_Required work_
Copy out all lines of the records in which the word "panel" appears.

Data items
::::
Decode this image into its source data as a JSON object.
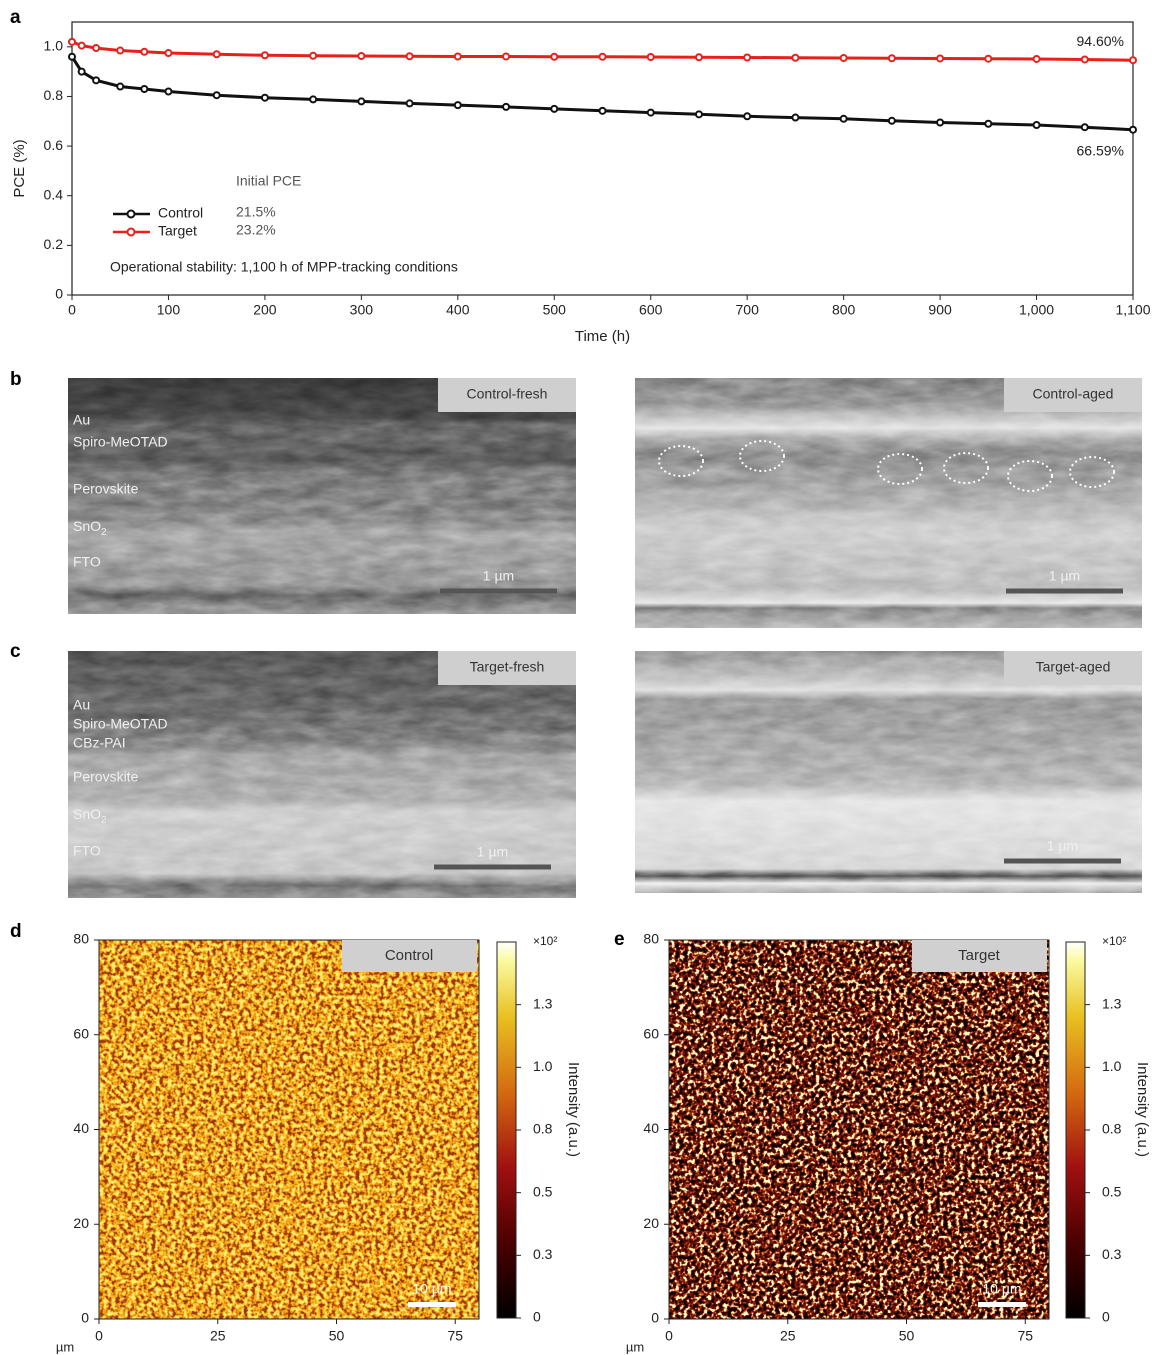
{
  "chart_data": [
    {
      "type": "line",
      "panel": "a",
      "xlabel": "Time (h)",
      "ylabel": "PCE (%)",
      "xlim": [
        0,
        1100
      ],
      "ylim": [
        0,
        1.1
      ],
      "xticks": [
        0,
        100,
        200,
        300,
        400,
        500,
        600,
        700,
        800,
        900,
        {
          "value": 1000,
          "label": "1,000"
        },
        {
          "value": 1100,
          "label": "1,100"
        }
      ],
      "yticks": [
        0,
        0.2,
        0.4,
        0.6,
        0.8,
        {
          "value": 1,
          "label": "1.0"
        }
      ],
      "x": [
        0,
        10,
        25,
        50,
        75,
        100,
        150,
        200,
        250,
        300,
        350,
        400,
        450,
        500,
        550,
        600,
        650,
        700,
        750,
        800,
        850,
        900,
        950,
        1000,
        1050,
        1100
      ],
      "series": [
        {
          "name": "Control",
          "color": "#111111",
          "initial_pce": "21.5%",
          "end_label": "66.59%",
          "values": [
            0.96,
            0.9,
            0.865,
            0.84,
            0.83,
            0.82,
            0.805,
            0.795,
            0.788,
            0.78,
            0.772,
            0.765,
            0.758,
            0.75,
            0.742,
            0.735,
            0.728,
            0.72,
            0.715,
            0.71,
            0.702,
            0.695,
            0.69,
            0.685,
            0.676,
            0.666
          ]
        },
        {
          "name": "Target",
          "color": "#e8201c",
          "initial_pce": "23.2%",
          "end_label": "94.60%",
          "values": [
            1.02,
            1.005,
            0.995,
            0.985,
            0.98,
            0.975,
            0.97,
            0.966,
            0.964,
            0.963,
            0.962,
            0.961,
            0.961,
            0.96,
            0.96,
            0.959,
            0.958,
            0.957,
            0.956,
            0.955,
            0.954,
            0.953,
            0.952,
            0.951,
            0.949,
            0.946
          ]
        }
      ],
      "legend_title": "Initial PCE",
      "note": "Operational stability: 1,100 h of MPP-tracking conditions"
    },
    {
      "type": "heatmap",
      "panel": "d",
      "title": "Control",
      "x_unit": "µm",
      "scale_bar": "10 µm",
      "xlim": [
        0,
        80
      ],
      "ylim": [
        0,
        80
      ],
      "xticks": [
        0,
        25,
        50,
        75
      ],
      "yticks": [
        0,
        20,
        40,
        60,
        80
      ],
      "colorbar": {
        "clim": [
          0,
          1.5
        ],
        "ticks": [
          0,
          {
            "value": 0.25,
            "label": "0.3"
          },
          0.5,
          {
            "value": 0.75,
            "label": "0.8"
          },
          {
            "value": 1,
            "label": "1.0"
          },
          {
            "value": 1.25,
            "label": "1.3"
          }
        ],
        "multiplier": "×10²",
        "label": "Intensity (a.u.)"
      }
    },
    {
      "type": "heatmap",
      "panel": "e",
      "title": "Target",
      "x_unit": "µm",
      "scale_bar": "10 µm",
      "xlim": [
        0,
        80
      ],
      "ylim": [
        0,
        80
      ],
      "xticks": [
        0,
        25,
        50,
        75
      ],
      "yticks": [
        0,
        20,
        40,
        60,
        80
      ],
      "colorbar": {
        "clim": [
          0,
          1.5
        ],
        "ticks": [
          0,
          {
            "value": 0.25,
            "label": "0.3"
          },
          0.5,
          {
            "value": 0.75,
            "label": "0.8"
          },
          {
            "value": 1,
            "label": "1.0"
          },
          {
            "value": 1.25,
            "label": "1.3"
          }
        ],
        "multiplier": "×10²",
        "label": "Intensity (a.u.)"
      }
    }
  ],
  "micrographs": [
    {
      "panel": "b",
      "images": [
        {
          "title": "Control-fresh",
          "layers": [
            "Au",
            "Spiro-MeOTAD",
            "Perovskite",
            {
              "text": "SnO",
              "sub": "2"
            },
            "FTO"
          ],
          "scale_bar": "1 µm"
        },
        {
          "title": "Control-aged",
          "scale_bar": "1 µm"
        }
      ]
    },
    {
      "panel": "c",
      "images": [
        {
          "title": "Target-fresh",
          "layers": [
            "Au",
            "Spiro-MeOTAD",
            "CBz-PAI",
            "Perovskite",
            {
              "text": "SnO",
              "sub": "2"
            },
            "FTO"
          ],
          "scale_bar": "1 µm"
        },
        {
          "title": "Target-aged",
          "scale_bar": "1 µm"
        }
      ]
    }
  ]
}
::::
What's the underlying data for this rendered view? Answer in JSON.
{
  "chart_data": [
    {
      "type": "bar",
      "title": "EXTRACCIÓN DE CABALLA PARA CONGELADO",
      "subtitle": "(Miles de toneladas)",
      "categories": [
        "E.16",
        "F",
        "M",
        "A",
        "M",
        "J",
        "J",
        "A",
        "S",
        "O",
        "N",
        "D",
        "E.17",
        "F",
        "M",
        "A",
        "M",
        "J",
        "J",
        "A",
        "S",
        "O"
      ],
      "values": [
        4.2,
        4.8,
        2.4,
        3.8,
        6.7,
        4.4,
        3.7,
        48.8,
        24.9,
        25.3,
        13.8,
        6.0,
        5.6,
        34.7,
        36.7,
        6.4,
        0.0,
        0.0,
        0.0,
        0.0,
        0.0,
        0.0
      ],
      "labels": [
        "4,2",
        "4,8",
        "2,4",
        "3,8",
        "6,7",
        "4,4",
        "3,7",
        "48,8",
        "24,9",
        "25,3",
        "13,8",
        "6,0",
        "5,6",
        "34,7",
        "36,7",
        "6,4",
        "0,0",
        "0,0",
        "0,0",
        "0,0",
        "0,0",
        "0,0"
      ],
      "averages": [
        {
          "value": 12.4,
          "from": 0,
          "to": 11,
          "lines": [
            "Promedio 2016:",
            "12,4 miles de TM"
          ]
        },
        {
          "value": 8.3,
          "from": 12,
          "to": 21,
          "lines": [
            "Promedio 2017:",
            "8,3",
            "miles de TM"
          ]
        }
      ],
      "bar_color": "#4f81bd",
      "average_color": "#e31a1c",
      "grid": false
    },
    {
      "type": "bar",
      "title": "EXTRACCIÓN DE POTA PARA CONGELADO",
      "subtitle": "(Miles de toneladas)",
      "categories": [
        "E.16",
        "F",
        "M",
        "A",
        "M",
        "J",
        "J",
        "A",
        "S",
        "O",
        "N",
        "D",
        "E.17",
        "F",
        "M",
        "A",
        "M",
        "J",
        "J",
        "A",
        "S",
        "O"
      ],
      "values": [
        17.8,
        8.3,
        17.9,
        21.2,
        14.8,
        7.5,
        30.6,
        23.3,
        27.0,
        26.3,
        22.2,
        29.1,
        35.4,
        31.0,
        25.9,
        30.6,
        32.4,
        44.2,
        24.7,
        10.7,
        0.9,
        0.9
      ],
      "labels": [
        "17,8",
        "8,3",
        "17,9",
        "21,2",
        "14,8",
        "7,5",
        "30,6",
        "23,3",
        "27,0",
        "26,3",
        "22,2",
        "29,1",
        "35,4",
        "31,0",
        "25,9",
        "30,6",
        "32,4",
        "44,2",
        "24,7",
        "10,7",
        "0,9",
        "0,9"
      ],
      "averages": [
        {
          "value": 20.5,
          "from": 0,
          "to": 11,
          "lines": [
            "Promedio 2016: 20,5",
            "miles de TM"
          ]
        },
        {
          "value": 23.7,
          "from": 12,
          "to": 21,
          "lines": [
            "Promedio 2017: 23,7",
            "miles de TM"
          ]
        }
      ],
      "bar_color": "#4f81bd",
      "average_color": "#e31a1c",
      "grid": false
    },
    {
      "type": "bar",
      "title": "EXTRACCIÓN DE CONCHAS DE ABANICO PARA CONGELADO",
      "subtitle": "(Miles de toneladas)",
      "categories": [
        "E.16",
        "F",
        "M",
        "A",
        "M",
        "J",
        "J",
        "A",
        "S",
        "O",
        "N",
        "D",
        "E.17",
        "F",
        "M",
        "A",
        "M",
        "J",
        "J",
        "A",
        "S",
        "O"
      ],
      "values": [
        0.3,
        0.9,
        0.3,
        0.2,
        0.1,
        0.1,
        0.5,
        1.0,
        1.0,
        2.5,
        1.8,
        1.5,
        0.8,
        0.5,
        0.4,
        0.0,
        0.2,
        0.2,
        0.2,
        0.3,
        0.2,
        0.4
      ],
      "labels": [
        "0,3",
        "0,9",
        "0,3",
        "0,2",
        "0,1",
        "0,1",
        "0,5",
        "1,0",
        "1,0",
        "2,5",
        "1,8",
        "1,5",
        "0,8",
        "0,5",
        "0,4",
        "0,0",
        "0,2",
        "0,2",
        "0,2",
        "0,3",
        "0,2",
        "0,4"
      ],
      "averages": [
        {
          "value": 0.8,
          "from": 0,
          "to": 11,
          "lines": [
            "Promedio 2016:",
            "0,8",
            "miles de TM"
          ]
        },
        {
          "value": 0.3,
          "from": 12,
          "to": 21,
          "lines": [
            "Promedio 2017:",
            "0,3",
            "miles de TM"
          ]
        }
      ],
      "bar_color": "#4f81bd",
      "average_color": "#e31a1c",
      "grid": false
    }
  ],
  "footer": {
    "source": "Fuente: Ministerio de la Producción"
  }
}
::::
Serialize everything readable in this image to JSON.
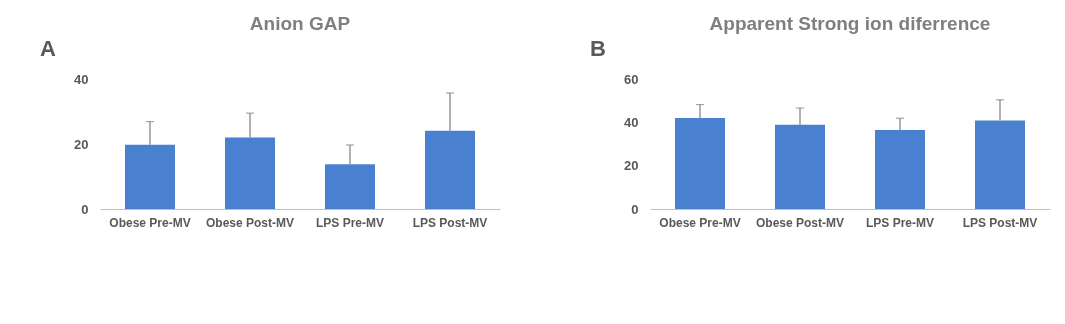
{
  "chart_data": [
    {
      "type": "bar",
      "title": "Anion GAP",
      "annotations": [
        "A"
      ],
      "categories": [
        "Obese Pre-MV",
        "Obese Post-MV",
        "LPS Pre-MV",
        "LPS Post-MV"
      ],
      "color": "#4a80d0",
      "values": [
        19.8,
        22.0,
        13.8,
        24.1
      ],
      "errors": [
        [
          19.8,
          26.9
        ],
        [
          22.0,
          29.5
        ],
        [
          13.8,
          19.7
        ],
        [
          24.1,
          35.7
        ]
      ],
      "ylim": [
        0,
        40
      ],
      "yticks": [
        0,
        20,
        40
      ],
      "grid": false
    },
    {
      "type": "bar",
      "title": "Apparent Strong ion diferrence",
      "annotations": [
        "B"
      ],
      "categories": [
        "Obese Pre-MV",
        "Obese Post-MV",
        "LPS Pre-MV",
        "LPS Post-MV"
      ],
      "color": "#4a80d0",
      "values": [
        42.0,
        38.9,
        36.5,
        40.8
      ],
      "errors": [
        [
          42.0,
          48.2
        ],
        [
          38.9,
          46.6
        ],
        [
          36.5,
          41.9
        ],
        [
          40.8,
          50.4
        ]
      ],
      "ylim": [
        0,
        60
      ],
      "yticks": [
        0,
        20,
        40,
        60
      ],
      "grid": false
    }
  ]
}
::::
_Answer to this problem_
      "panel": "a",
      "panel": "d",
      "panel": "e",
      "panel": "b",
      "panel": "c",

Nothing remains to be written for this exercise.